Requirements
Type out every line below exactly as it reads.
==== Data provided
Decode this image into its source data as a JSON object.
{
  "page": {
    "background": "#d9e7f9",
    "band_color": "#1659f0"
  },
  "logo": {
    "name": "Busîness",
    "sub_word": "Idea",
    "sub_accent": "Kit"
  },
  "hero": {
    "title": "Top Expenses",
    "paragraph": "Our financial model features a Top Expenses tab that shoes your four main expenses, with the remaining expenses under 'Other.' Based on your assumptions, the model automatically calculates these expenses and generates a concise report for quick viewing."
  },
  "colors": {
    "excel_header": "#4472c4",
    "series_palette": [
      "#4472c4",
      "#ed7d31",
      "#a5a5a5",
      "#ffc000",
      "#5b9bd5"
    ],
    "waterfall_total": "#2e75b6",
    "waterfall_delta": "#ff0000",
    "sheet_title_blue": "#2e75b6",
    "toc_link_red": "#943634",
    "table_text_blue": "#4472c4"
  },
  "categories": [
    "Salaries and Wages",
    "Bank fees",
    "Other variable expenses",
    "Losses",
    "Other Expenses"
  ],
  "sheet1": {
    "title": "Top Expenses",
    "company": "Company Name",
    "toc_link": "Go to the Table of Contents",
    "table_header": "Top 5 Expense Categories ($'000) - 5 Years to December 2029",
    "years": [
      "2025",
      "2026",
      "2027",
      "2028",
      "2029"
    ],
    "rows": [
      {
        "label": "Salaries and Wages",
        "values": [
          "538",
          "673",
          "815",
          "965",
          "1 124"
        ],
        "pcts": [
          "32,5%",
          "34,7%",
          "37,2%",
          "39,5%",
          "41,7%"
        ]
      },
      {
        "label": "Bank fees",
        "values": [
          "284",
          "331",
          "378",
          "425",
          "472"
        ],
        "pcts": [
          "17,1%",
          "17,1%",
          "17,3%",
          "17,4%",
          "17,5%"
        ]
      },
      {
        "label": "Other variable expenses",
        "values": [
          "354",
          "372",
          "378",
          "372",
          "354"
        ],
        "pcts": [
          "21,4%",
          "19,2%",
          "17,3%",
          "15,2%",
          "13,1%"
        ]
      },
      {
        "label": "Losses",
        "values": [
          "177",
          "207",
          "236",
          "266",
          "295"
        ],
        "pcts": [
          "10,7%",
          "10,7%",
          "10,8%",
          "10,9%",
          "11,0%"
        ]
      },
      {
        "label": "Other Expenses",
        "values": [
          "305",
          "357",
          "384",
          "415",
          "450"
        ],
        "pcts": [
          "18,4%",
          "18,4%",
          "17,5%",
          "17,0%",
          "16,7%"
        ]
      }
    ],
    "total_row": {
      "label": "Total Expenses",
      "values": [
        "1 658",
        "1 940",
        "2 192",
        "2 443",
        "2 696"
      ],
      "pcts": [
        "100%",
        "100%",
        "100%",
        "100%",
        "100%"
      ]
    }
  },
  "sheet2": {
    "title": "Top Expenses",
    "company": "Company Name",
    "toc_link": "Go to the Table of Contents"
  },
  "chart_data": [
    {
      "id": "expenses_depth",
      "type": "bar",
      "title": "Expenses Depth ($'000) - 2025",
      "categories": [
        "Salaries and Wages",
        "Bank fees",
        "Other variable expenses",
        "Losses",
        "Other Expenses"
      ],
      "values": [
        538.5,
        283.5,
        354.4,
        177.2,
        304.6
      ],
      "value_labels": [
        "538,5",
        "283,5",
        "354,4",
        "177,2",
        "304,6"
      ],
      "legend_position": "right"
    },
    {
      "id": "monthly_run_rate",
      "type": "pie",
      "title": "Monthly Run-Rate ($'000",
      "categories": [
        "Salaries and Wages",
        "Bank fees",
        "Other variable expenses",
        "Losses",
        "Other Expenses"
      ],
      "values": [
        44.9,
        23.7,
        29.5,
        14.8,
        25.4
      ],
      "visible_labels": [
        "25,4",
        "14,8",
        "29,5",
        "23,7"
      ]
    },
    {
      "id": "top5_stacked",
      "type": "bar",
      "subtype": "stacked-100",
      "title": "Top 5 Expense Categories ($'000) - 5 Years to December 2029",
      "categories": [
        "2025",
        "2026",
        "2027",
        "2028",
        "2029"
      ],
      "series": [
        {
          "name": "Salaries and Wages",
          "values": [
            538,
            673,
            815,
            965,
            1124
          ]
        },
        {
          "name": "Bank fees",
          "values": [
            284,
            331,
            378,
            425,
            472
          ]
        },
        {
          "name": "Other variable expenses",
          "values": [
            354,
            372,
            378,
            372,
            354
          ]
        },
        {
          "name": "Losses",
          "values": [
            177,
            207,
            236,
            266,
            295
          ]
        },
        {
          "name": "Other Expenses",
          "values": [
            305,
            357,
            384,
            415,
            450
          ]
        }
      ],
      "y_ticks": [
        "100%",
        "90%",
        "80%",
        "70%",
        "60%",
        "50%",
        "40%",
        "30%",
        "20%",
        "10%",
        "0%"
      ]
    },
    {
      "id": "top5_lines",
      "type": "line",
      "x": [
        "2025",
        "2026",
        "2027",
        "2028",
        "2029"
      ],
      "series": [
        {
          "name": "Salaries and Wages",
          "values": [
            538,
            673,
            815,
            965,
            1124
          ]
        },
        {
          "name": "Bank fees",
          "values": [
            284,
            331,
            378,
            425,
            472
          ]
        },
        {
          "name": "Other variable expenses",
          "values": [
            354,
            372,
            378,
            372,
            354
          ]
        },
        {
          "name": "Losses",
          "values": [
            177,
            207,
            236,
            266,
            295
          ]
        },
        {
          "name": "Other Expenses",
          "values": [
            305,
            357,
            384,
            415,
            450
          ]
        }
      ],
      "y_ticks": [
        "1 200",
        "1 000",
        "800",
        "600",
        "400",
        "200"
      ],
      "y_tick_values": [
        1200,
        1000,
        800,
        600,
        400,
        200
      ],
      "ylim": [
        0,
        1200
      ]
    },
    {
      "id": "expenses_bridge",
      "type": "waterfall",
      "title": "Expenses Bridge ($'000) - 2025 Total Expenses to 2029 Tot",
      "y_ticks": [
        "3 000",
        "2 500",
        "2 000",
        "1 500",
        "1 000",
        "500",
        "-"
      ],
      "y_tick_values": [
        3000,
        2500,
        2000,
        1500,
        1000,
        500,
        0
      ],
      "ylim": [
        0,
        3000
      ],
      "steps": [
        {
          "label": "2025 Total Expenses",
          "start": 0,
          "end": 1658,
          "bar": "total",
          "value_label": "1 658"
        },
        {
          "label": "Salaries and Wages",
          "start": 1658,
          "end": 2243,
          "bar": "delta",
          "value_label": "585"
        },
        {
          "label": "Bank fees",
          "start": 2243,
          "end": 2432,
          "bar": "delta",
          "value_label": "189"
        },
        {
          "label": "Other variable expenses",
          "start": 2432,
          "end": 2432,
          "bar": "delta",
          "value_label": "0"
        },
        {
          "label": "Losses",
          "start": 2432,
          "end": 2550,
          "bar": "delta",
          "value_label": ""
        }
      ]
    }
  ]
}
========
Full solution
Decode this image into its source data as a JSON object.
{
  "page": {
    "background": "#d9e7f9",
    "band_color": "#1659f0"
  },
  "logo": {
    "name": "Busîness",
    "sub_word": "Idea",
    "sub_accent": "Kit"
  },
  "hero": {
    "title": "Top Expenses",
    "paragraph": "Our financial model features a Top Expenses tab that shoes your four main expenses, with the remaining expenses under 'Other.' Based on your assumptions, the model automatically calculates these expenses and generates a concise report for quick viewing."
  },
  "colors": {
    "excel_header": "#4472c4",
    "series_palette": [
      "#4472c4",
      "#ed7d31",
      "#a5a5a5",
      "#ffc000",
      "#5b9bd5"
    ],
    "waterfall_total": "#2e75b6",
    "waterfall_delta": "#ff0000",
    "sheet_title_blue": "#2e75b6",
    "toc_link_red": "#943634",
    "table_text_blue": "#4472c4"
  },
  "categories": [
    "Salaries and Wages",
    "Bank fees",
    "Other variable expenses",
    "Losses",
    "Other Expenses"
  ],
  "sheet1": {
    "title": "Top Expenses",
    "company": "Company Name",
    "toc_link": "Go to the Table of Contents",
    "table_header": "Top 5 Expense Categories ($'000) - 5 Years to December 2029",
    "years": [
      "2025",
      "2026",
      "2027",
      "2028",
      "2029"
    ],
    "rows": [
      {
        "label": "Salaries and Wages",
        "values": [
          "538",
          "673",
          "815",
          "965",
          "1 124"
        ],
        "pcts": [
          "32,5%",
          "34,7%",
          "37,2%",
          "39,5%",
          "41,7%"
        ]
      },
      {
        "label": "Bank fees",
        "values": [
          "284",
          "331",
          "378",
          "425",
          "472"
        ],
        "pcts": [
          "17,1%",
          "17,1%",
          "17,3%",
          "17,4%",
          "17,5%"
        ]
      },
      {
        "label": "Other variable expenses",
        "values": [
          "354",
          "372",
          "378",
          "372",
          "354"
        ],
        "pcts": [
          "21,4%",
          "19,2%",
          "17,3%",
          "15,2%",
          "13,1%"
        ]
      },
      {
        "label": "Losses",
        "values": [
          "177",
          "207",
          "236",
          "266",
          "295"
        ],
        "pcts": [
          "10,7%",
          "10,7%",
          "10,8%",
          "10,9%",
          "11,0%"
        ]
      },
      {
        "label": "Other Expenses",
        "values": [
          "305",
          "357",
          "384",
          "415",
          "450"
        ],
        "pcts": [
          "18,4%",
          "18,4%",
          "17,5%",
          "17,0%",
          "16,7%"
        ]
      }
    ],
    "total_row": {
      "label": "Total Expenses",
      "values": [
        "1 658",
        "1 940",
        "2 192",
        "2 443",
        "2 696"
      ],
      "pcts": [
        "100%",
        "100%",
        "100%",
        "100%",
        "100%"
      ]
    }
  },
  "sheet2": {
    "title": "Top Expenses",
    "company": "Company Name",
    "toc_link": "Go to the Table of Contents"
  },
  "chart_data": [
    {
      "id": "expenses_depth",
      "type": "bar",
      "title": "Expenses Depth ($'000) - 2025",
      "categories": [
        "Salaries and Wages",
        "Bank fees",
        "Other variable expenses",
        "Losses",
        "Other Expenses"
      ],
      "values": [
        538.5,
        283.5,
        354.4,
        177.2,
        304.6
      ],
      "value_labels": [
        "538,5",
        "283,5",
        "354,4",
        "177,2",
        "304,6"
      ],
      "legend_position": "right"
    },
    {
      "id": "monthly_run_rate",
      "type": "pie",
      "title": "Monthly Run-Rate ($'000",
      "categories": [
        "Salaries and Wages",
        "Bank fees",
        "Other variable expenses",
        "Losses",
        "Other Expenses"
      ],
      "values": [
        44.9,
        23.7,
        29.5,
        14.8,
        25.4
      ],
      "visible_labels": [
        "25,4",
        "14,8",
        "29,5",
        "23,7"
      ]
    },
    {
      "id": "top5_stacked",
      "type": "bar",
      "subtype": "stacked-100",
      "title": "Top 5 Expense Categories ($'000) - 5 Years to December 2029",
      "categories": [
        "2025",
        "2026",
        "2027",
        "2028",
        "2029"
      ],
      "series": [
        {
          "name": "Salaries and Wages",
          "values": [
            538,
            673,
            815,
            965,
            1124
          ]
        },
        {
          "name": "Bank fees",
          "values": [
            284,
            331,
            378,
            425,
            472
          ]
        },
        {
          "name": "Other variable expenses",
          "values": [
            354,
            372,
            378,
            372,
            354
          ]
        },
        {
          "name": "Losses",
          "values": [
            177,
            207,
            236,
            266,
            295
          ]
        },
        {
          "name": "Other Expenses",
          "values": [
            305,
            357,
            384,
            415,
            450
          ]
        }
      ],
      "y_ticks": [
        "100%",
        "90%",
        "80%",
        "70%",
        "60%",
        "50%",
        "40%",
        "30%",
        "20%",
        "10%",
        "0%"
      ]
    },
    {
      "id": "top5_lines",
      "type": "line",
      "x": [
        "2025",
        "2026",
        "2027",
        "2028",
        "2029"
      ],
      "series": [
        {
          "name": "Salaries and Wages",
          "values": [
            538,
            673,
            815,
            965,
            1124
          ]
        },
        {
          "name": "Bank fees",
          "values": [
            284,
            331,
            378,
            425,
            472
          ]
        },
        {
          "name": "Other variable expenses",
          "values": [
            354,
            372,
            378,
            372,
            354
          ]
        },
        {
          "name": "Losses",
          "values": [
            177,
            207,
            236,
            266,
            295
          ]
        },
        {
          "name": "Other Expenses",
          "values": [
            305,
            357,
            384,
            415,
            450
          ]
        }
      ],
      "y_ticks": [
        "1 200",
        "1 000",
        "800",
        "600",
        "400",
        "200"
      ],
      "y_tick_values": [
        1200,
        1000,
        800,
        600,
        400,
        200
      ],
      "ylim": [
        0,
        1200
      ]
    },
    {
      "id": "expenses_bridge",
      "type": "waterfall",
      "title": "Expenses Bridge ($'000) - 2025 Total Expenses to 2029 Tot",
      "y_ticks": [
        "3 000",
        "2 500",
        "2 000",
        "1 500",
        "1 000",
        "500",
        "-"
      ],
      "y_tick_values": [
        3000,
        2500,
        2000,
        1500,
        1000,
        500,
        0
      ],
      "ylim": [
        0,
        3000
      ],
      "steps": [
        {
          "label": "2025 Total Expenses",
          "start": 0,
          "end": 1658,
          "bar": "total",
          "value_label": "1 658"
        },
        {
          "label": "Salaries and Wages",
          "start": 1658,
          "end": 2243,
          "bar": "delta",
          "value_label": "585"
        },
        {
          "label": "Bank fees",
          "start": 2243,
          "end": 2432,
          "bar": "delta",
          "value_label": "189"
        },
        {
          "label": "Other variable expenses",
          "start": 2432,
          "end": 2432,
          "bar": "delta",
          "value_label": "0"
        },
        {
          "label": "Losses",
          "start": 2432,
          "end": 2550,
          "bar": "delta",
          "value_label": ""
        }
      ]
    }
  ]
}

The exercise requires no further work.